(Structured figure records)
━━━━━━━━━━━━━━━━━━━━━━━━━━━━━━
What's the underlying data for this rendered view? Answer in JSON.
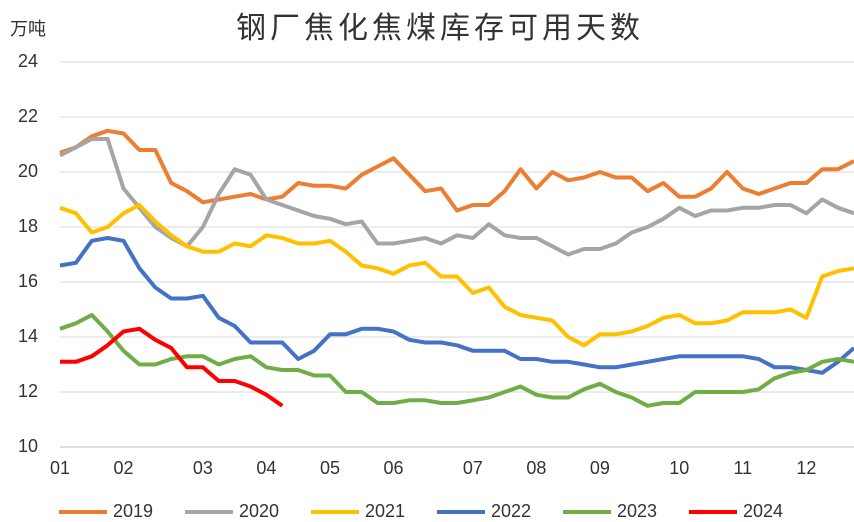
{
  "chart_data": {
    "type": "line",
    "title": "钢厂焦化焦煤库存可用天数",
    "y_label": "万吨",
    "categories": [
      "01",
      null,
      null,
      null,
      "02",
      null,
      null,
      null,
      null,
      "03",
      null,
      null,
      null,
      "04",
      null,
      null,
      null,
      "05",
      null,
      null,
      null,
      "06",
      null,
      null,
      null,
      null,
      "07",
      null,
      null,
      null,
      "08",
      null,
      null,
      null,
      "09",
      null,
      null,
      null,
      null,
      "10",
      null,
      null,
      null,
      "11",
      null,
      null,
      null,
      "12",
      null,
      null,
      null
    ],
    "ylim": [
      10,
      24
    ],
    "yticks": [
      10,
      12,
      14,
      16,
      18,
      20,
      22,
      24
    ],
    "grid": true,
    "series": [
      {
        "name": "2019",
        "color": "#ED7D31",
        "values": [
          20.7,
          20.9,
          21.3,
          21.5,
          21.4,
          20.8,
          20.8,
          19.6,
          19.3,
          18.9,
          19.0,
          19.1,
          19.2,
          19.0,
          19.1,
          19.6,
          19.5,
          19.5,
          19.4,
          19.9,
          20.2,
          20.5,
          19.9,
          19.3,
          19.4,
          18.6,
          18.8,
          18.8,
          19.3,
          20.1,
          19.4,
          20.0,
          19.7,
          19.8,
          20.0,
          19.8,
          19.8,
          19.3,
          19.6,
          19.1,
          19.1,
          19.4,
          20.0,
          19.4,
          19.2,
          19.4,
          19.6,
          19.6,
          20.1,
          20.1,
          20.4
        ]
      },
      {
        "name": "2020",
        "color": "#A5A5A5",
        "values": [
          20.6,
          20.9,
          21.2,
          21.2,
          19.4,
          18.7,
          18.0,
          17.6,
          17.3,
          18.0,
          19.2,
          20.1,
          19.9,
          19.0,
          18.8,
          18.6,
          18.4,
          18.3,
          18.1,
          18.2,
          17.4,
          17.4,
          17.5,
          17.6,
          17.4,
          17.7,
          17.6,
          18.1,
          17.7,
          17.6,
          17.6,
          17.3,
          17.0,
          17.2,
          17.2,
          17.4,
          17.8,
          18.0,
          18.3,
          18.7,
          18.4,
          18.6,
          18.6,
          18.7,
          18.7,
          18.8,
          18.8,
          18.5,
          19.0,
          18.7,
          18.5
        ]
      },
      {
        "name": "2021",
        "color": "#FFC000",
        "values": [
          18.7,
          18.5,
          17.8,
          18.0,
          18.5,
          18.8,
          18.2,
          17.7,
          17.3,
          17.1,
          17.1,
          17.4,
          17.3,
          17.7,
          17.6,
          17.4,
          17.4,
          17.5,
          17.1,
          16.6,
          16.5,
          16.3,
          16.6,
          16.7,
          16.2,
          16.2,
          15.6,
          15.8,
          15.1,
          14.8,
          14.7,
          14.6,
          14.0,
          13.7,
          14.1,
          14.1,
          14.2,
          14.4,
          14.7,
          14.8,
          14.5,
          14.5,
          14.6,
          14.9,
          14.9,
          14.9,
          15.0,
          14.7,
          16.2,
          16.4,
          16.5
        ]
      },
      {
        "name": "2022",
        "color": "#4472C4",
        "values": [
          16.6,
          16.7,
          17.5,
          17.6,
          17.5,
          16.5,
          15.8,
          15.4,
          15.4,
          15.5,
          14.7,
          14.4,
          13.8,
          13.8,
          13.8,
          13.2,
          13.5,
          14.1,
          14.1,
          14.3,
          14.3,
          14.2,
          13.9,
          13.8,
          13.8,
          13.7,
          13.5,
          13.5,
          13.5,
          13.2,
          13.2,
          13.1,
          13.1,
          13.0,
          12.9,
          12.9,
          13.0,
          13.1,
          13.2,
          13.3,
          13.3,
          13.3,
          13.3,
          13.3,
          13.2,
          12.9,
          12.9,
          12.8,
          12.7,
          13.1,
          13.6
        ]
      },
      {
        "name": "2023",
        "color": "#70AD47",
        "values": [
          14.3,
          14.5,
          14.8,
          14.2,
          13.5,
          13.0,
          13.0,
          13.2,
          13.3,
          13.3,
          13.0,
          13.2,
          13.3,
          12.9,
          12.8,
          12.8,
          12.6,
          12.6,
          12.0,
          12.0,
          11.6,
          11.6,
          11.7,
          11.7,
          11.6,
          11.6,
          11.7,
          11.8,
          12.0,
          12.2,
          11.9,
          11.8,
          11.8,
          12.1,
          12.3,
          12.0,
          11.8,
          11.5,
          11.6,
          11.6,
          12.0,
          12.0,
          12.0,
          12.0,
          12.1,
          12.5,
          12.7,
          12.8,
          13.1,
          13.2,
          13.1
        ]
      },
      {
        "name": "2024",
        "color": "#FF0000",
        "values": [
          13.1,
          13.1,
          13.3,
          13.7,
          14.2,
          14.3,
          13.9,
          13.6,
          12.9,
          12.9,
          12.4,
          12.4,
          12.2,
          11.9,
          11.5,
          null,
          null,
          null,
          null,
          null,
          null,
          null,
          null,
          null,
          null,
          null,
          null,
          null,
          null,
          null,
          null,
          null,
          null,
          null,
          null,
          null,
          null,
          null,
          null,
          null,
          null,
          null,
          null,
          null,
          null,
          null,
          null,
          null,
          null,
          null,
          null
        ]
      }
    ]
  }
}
━━━━━━━━━━━━━━━━━━━━━━━━━━━━━━
Return the listing above in full and without alteration, excluding its pictures.

EXERCISE OUTPUT:
What's the underlying data for this rendered view? Answer in JSON.
{
  "chart_data": {
    "type": "line",
    "title": "钢厂焦化焦煤库存可用天数",
    "y_label": "万吨",
    "categories": [
      "01",
      null,
      null,
      null,
      "02",
      null,
      null,
      null,
      null,
      "03",
      null,
      null,
      null,
      "04",
      null,
      null,
      null,
      "05",
      null,
      null,
      null,
      "06",
      null,
      null,
      null,
      null,
      "07",
      null,
      null,
      null,
      "08",
      null,
      null,
      null,
      "09",
      null,
      null,
      null,
      null,
      "10",
      null,
      null,
      null,
      "11",
      null,
      null,
      null,
      "12",
      null,
      null,
      null
    ],
    "ylim": [
      10,
      24
    ],
    "yticks": [
      10,
      12,
      14,
      16,
      18,
      20,
      22,
      24
    ],
    "grid": true,
    "series": [
      {
        "name": "2019",
        "color": "#ED7D31",
        "values": [
          20.7,
          20.9,
          21.3,
          21.5,
          21.4,
          20.8,
          20.8,
          19.6,
          19.3,
          18.9,
          19.0,
          19.1,
          19.2,
          19.0,
          19.1,
          19.6,
          19.5,
          19.5,
          19.4,
          19.9,
          20.2,
          20.5,
          19.9,
          19.3,
          19.4,
          18.6,
          18.8,
          18.8,
          19.3,
          20.1,
          19.4,
          20.0,
          19.7,
          19.8,
          20.0,
          19.8,
          19.8,
          19.3,
          19.6,
          19.1,
          19.1,
          19.4,
          20.0,
          19.4,
          19.2,
          19.4,
          19.6,
          19.6,
          20.1,
          20.1,
          20.4
        ]
      },
      {
        "name": "2020",
        "color": "#A5A5A5",
        "values": [
          20.6,
          20.9,
          21.2,
          21.2,
          19.4,
          18.7,
          18.0,
          17.6,
          17.3,
          18.0,
          19.2,
          20.1,
          19.9,
          19.0,
          18.8,
          18.6,
          18.4,
          18.3,
          18.1,
          18.2,
          17.4,
          17.4,
          17.5,
          17.6,
          17.4,
          17.7,
          17.6,
          18.1,
          17.7,
          17.6,
          17.6,
          17.3,
          17.0,
          17.2,
          17.2,
          17.4,
          17.8,
          18.0,
          18.3,
          18.7,
          18.4,
          18.6,
          18.6,
          18.7,
          18.7,
          18.8,
          18.8,
          18.5,
          19.0,
          18.7,
          18.5
        ]
      },
      {
        "name": "2021",
        "color": "#FFC000",
        "values": [
          18.7,
          18.5,
          17.8,
          18.0,
          18.5,
          18.8,
          18.2,
          17.7,
          17.3,
          17.1,
          17.1,
          17.4,
          17.3,
          17.7,
          17.6,
          17.4,
          17.4,
          17.5,
          17.1,
          16.6,
          16.5,
          16.3,
          16.6,
          16.7,
          16.2,
          16.2,
          15.6,
          15.8,
          15.1,
          14.8,
          14.7,
          14.6,
          14.0,
          13.7,
          14.1,
          14.1,
          14.2,
          14.4,
          14.7,
          14.8,
          14.5,
          14.5,
          14.6,
          14.9,
          14.9,
          14.9,
          15.0,
          14.7,
          16.2,
          16.4,
          16.5
        ]
      },
      {
        "name": "2022",
        "color": "#4472C4",
        "values": [
          16.6,
          16.7,
          17.5,
          17.6,
          17.5,
          16.5,
          15.8,
          15.4,
          15.4,
          15.5,
          14.7,
          14.4,
          13.8,
          13.8,
          13.8,
          13.2,
          13.5,
          14.1,
          14.1,
          14.3,
          14.3,
          14.2,
          13.9,
          13.8,
          13.8,
          13.7,
          13.5,
          13.5,
          13.5,
          13.2,
          13.2,
          13.1,
          13.1,
          13.0,
          12.9,
          12.9,
          13.0,
          13.1,
          13.2,
          13.3,
          13.3,
          13.3,
          13.3,
          13.3,
          13.2,
          12.9,
          12.9,
          12.8,
          12.7,
          13.1,
          13.6
        ]
      },
      {
        "name": "2023",
        "color": "#70AD47",
        "values": [
          14.3,
          14.5,
          14.8,
          14.2,
          13.5,
          13.0,
          13.0,
          13.2,
          13.3,
          13.3,
          13.0,
          13.2,
          13.3,
          12.9,
          12.8,
          12.8,
          12.6,
          12.6,
          12.0,
          12.0,
          11.6,
          11.6,
          11.7,
          11.7,
          11.6,
          11.6,
          11.7,
          11.8,
          12.0,
          12.2,
          11.9,
          11.8,
          11.8,
          12.1,
          12.3,
          12.0,
          11.8,
          11.5,
          11.6,
          11.6,
          12.0,
          12.0,
          12.0,
          12.0,
          12.1,
          12.5,
          12.7,
          12.8,
          13.1,
          13.2,
          13.1
        ]
      },
      {
        "name": "2024",
        "color": "#FF0000",
        "values": [
          13.1,
          13.1,
          13.3,
          13.7,
          14.2,
          14.3,
          13.9,
          13.6,
          12.9,
          12.9,
          12.4,
          12.4,
          12.2,
          11.9,
          11.5,
          null,
          null,
          null,
          null,
          null,
          null,
          null,
          null,
          null,
          null,
          null,
          null,
          null,
          null,
          null,
          null,
          null,
          null,
          null,
          null,
          null,
          null,
          null,
          null,
          null,
          null,
          null,
          null,
          null,
          null,
          null,
          null,
          null,
          null,
          null,
          null
        ]
      }
    ]
  }
}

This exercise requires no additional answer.